== DESCRIPTION OF THE TASK ==
Write each line out exactly, leaving none out.

== LISTED ENTRIES ==

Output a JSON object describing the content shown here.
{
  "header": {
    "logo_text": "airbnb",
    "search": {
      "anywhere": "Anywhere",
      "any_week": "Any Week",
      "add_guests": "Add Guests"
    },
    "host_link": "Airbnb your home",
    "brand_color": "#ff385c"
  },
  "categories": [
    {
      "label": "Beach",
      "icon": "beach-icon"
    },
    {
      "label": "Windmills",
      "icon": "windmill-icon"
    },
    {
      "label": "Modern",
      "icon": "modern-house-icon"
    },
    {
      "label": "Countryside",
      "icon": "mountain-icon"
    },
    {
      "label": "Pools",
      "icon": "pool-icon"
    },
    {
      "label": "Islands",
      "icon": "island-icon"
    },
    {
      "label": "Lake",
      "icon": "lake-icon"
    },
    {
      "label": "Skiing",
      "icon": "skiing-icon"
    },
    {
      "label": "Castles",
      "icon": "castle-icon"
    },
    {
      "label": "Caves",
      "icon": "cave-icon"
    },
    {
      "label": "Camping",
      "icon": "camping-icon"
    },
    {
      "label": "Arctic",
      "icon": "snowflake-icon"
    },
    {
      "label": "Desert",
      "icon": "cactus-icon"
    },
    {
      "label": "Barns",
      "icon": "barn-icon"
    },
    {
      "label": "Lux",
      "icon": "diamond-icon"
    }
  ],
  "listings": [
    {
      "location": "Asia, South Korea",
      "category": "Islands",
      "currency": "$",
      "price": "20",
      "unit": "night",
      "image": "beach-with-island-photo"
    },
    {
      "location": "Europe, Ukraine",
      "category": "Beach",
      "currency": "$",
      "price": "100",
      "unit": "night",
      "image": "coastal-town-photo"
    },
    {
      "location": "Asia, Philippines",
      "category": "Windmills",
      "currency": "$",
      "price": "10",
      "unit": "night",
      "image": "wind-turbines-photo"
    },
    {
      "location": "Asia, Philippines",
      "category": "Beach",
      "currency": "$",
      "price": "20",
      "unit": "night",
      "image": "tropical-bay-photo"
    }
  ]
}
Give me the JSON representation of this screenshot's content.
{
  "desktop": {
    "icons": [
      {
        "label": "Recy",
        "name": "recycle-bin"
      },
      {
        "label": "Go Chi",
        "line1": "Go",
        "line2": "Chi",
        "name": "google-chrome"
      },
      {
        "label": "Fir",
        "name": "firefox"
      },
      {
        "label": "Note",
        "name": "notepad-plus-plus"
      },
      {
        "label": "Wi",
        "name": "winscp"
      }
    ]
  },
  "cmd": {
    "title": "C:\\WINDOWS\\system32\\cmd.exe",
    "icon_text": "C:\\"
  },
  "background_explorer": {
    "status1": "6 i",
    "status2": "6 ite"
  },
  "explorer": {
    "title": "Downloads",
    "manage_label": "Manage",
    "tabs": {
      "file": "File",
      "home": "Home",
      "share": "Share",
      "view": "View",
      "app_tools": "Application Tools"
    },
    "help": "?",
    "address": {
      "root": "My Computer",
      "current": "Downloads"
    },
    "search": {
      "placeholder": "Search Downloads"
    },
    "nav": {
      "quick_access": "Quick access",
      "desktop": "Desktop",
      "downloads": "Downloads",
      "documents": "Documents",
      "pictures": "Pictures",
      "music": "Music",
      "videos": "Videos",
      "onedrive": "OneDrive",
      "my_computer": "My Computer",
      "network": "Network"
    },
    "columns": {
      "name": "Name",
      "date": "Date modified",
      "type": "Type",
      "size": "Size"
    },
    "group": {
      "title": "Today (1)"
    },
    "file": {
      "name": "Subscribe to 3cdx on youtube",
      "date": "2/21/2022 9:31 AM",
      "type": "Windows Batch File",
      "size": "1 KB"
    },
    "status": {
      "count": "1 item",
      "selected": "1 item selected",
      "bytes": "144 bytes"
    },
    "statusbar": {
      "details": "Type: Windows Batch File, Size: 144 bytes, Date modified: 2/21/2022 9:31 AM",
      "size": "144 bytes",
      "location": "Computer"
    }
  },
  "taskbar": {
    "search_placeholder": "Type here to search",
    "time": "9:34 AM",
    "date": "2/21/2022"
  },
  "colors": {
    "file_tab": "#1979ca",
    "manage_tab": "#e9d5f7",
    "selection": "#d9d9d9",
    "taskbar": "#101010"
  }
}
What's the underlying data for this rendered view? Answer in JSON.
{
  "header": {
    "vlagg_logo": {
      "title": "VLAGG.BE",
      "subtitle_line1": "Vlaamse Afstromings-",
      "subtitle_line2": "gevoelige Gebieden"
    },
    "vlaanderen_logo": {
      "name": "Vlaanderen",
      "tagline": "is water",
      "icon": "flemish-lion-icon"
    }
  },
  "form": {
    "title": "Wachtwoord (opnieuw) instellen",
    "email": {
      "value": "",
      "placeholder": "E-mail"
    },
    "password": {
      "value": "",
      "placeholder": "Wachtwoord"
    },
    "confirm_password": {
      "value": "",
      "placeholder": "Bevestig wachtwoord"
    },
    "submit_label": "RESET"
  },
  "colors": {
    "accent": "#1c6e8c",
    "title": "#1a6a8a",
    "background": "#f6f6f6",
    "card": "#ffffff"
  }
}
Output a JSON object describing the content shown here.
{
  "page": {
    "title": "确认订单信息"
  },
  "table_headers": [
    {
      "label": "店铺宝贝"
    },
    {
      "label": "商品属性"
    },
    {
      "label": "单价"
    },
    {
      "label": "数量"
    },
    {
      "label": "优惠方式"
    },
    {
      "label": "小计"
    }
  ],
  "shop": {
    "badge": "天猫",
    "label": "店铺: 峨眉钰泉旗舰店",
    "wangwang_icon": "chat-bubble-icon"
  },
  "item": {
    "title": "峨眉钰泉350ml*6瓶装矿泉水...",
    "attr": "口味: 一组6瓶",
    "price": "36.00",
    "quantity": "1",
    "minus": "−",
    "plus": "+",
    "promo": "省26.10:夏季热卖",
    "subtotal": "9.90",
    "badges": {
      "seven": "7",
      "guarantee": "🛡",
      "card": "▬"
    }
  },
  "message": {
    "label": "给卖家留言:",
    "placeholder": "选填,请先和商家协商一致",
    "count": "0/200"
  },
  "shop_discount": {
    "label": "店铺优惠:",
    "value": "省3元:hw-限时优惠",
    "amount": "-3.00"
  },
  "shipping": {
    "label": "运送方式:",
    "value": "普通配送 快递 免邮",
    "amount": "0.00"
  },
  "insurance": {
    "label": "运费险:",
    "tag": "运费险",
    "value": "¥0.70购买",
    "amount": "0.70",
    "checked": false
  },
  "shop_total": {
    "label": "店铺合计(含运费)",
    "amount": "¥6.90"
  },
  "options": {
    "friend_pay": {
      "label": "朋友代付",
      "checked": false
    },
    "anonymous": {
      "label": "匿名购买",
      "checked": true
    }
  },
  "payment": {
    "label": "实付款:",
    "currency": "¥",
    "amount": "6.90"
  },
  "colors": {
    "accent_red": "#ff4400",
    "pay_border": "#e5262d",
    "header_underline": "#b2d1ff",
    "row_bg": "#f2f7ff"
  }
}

== EXERCISE SOLUTION ==
Output a JSON object describing the content shown here.
{
  "header": {
    "logo_text": "airbnb",
    "search": {
      "anywhere": "Anywhere",
      "any_week": "Any Week",
      "add_guests": "Add Guests"
    },
    "host_link": "Airbnb your home",
    "brand_color": "#ff385c"
  },
  "categories": [
    {
      "label": "Beach",
      "icon": "beach-icon"
    },
    {
      "label": "Windmills",
      "icon": "windmill-icon"
    },
    {
      "label": "Modern",
      "icon": "modern-house-icon"
    },
    {
      "label": "Countryside",
      "icon": "mountain-icon"
    },
    {
      "label": "Pools",
      "icon": "pool-icon"
    },
    {
      "label": "Islands",
      "icon": "island-icon"
    },
    {
      "label": "Lake",
      "icon": "lake-icon"
    },
    {
      "label": "Skiing",
      "icon": "skiing-icon"
    },
    {
      "label": "Castles",
      "icon": "castle-icon"
    },
    {
      "label": "Caves",
      "icon": "cave-icon"
    },
    {
      "label": "Camping",
      "icon": "camping-icon"
    },
    {
      "label": "Arctic",
      "icon": "snowflake-icon"
    },
    {
      "label": "Desert",
      "icon": "cactus-icon"
    },
    {
      "label": "Barns",
      "icon": "barn-icon"
    },
    {
      "label": "Lux",
      "icon": "diamond-icon"
    }
  ],
  "listings": [
    {
      "location": "Asia, South Korea",
      "category": "Islands",
      "currency": "$",
      "price": "20",
      "unit": "night",
      "image": "beach-with-island-photo"
    },
    {
      "location": "Europe, Ukraine",
      "category": "Beach",
      "currency": "$",
      "price": "100",
      "unit": "night",
      "image": "coastal-town-photo"
    },
    {
      "location": "Asia, Philippines",
      "category": "Windmills",
      "currency": "$",
      "price": "10",
      "unit": "night",
      "image": "wind-turbines-photo"
    },
    {
      "location": "Asia, Philippines",
      "category": "Beach",
      "currency": "$",
      "price": "20",
      "unit": "night",
      "image": "tropical-bay-photo"
    }
  ]
}
Give me the JSON representation of this screenshot's content.
{
  "desktop": {
    "icons": [
      {
        "label": "Recy",
        "name": "recycle-bin"
      },
      {
        "label": "Go Chi",
        "line1": "Go",
        "line2": "Chi",
        "name": "google-chrome"
      },
      {
        "label": "Fir",
        "name": "firefox"
      },
      {
        "label": "Note",
        "name": "notepad-plus-plus"
      },
      {
        "label": "Wi",
        "name": "winscp"
      }
    ]
  },
  "cmd": {
    "title": "C:\\WINDOWS\\system32\\cmd.exe",
    "icon_text": "C:\\"
  },
  "background_explorer": {
    "status1": "6 i",
    "status2": "6 ite"
  },
  "explorer": {
    "title": "Downloads",
    "manage_label": "Manage",
    "tabs": {
      "file": "File",
      "home": "Home",
      "share": "Share",
      "view": "View",
      "app_tools": "Application Tools"
    },
    "help": "?",
    "address": {
      "root": "My Computer",
      "current": "Downloads"
    },
    "search": {
      "placeholder": "Search Downloads"
    },
    "nav": {
      "quick_access": "Quick access",
      "desktop": "Desktop",
      "downloads": "Downloads",
      "documents": "Documents",
      "pictures": "Pictures",
      "music": "Music",
      "videos": "Videos",
      "onedrive": "OneDrive",
      "my_computer": "My Computer",
      "network": "Network"
    },
    "columns": {
      "name": "Name",
      "date": "Date modified",
      "type": "Type",
      "size": "Size"
    },
    "group": {
      "title": "Today (1)"
    },
    "file": {
      "name": "Subscribe to 3cdx on youtube",
      "date": "2/21/2022 9:31 AM",
      "type": "Windows Batch File",
      "size": "1 KB"
    },
    "status": {
      "count": "1 item",
      "selected": "1 item selected",
      "bytes": "144 bytes"
    },
    "statusbar": {
      "details": "Type: Windows Batch File, Size: 144 bytes, Date modified: 2/21/2022 9:31 AM",
      "size": "144 bytes",
      "location": "Computer"
    }
  },
  "taskbar": {
    "search_placeholder": "Type here to search",
    "time": "9:34 AM",
    "date": "2/21/2022"
  },
  "colors": {
    "file_tab": "#1979ca",
    "manage_tab": "#e9d5f7",
    "selection": "#d9d9d9",
    "taskbar": "#101010"
  }
}
What's the underlying data for this rendered view? Answer in JSON.
{
  "header": {
    "vlagg_logo": {
      "title": "VLAGG.BE",
      "subtitle_line1": "Vlaamse Afstromings-",
      "subtitle_line2": "gevoelige Gebieden"
    },
    "vlaanderen_logo": {
      "name": "Vlaanderen",
      "tagline": "is water",
      "icon": "flemish-lion-icon"
    }
  },
  "form": {
    "title": "Wachtwoord (opnieuw) instellen",
    "email": {
      "value": "",
      "placeholder": "E-mail"
    },
    "password": {
      "value": "",
      "placeholder": "Wachtwoord"
    },
    "confirm_password": {
      "value": "",
      "placeholder": "Bevestig wachtwoord"
    },
    "submit_label": "RESET"
  },
  "colors": {
    "accent": "#1c6e8c",
    "title": "#1a6a8a",
    "background": "#f6f6f6",
    "card": "#ffffff"
  }
}
Output a JSON object describing the content shown here.
{
  "page": {
    "title": "确认订单信息"
  },
  "table_headers": [
    {
      "label": "店铺宝贝"
    },
    {
      "label": "商品属性"
    },
    {
      "label": "单价"
    },
    {
      "label": "数量"
    },
    {
      "label": "优惠方式"
    },
    {
      "label": "小计"
    }
  ],
  "shop": {
    "badge": "天猫",
    "label": "店铺: 峨眉钰泉旗舰店",
    "wangwang_icon": "chat-bubble-icon"
  },
  "item": {
    "title": "峨眉钰泉350ml*6瓶装矿泉水...",
    "attr": "口味: 一组6瓶",
    "price": "36.00",
    "quantity": "1",
    "minus": "−",
    "plus": "+",
    "promo": "省26.10:夏季热卖",
    "subtotal": "9.90",
    "badges": {
      "seven": "7",
      "guarantee": "🛡",
      "card": "▬"
    }
  },
  "message": {
    "label": "给卖家留言:",
    "placeholder": "选填,请先和商家协商一致",
    "count": "0/200"
  },
  "shop_discount": {
    "label": "店铺优惠:",
    "value": "省3元:hw-限时优惠",
    "amount": "-3.00"
  },
  "shipping": {
    "label": "运送方式:",
    "value": "普通配送 快递 免邮",
    "amount": "0.00"
  },
  "insurance": {
    "label": "运费险:",
    "tag": "运费险",
    "value": "¥0.70购买",
    "amount": "0.70",
    "checked": false
  },
  "shop_total": {
    "label": "店铺合计(含运费)",
    "amount": "¥6.90"
  },
  "options": {
    "friend_pay": {
      "label": "朋友代付",
      "checked": false
    },
    "anonymous": {
      "label": "匿名购买",
      "checked": true
    }
  },
  "payment": {
    "label": "实付款:",
    "currency": "¥",
    "amount": "6.90"
  },
  "colors": {
    "accent_red": "#ff4400",
    "pay_border": "#e5262d",
    "header_underline": "#b2d1ff",
    "row_bg": "#f2f7ff"
  }
}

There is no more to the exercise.